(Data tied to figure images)

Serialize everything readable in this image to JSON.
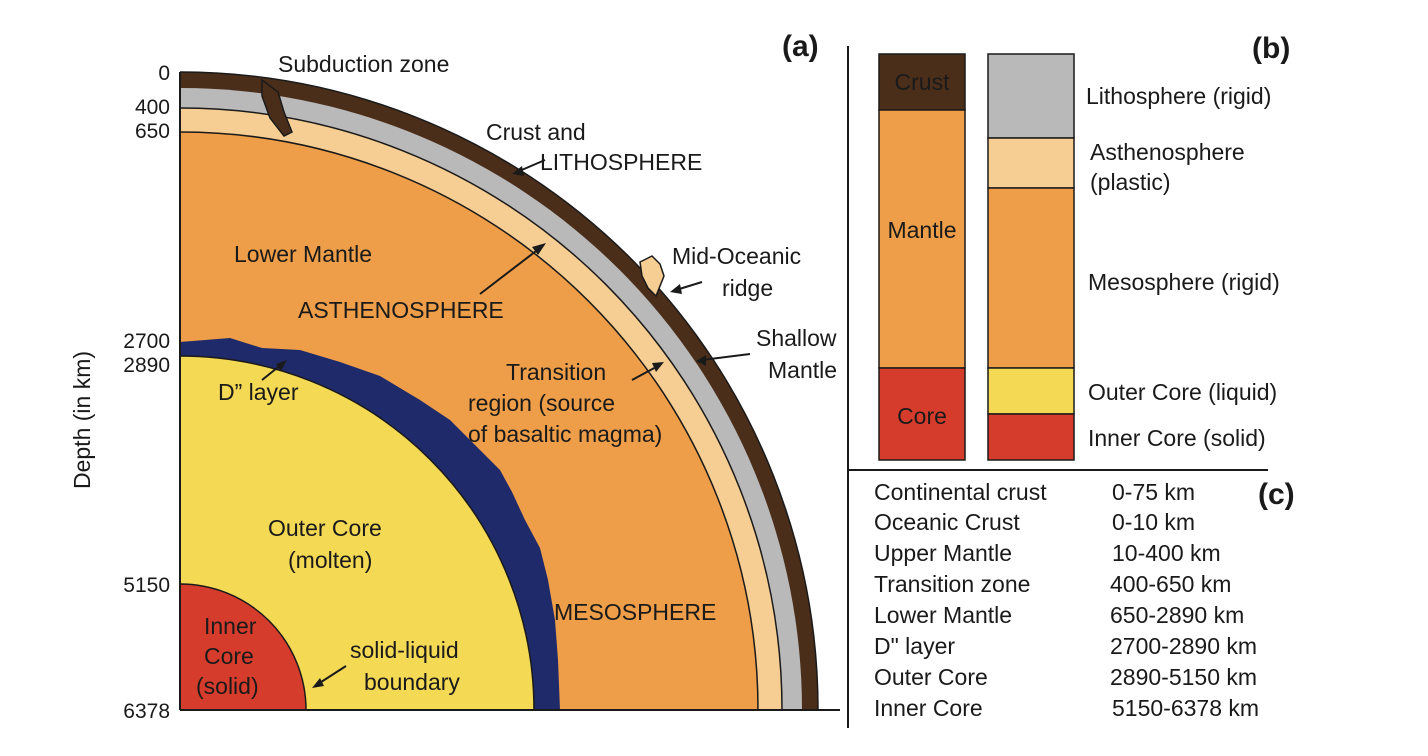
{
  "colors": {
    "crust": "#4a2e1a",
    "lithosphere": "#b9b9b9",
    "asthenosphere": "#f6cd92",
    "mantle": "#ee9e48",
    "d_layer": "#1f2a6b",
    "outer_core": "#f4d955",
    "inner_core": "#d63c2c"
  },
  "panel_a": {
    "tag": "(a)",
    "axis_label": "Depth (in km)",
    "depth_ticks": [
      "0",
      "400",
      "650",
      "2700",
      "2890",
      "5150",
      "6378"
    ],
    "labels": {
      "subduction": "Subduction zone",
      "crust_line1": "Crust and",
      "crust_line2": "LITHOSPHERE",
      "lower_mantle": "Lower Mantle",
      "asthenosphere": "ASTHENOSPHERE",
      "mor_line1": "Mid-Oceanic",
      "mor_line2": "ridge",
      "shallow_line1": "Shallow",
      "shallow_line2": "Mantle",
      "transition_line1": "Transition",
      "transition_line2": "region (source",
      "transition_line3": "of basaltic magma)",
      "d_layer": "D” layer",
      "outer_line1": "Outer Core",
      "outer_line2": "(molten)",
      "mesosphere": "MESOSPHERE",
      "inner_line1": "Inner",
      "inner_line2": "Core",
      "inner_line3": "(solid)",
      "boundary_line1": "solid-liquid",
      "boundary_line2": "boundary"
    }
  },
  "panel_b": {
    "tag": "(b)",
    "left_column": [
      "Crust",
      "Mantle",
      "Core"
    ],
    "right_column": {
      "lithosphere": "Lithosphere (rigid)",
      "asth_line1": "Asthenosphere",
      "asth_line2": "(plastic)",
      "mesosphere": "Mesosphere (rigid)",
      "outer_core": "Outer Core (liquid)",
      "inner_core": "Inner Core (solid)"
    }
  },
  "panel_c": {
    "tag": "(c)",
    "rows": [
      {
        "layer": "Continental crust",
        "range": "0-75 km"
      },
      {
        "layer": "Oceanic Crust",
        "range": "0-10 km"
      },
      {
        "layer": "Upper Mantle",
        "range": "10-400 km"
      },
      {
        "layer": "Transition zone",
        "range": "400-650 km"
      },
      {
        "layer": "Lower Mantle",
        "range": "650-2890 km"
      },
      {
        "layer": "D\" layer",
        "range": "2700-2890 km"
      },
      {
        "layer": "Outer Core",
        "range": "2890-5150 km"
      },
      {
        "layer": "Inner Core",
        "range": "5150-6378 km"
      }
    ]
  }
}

**Instructions to follow**
Give only the number of lines in the listing above that include the string "range".

**Task answer**
8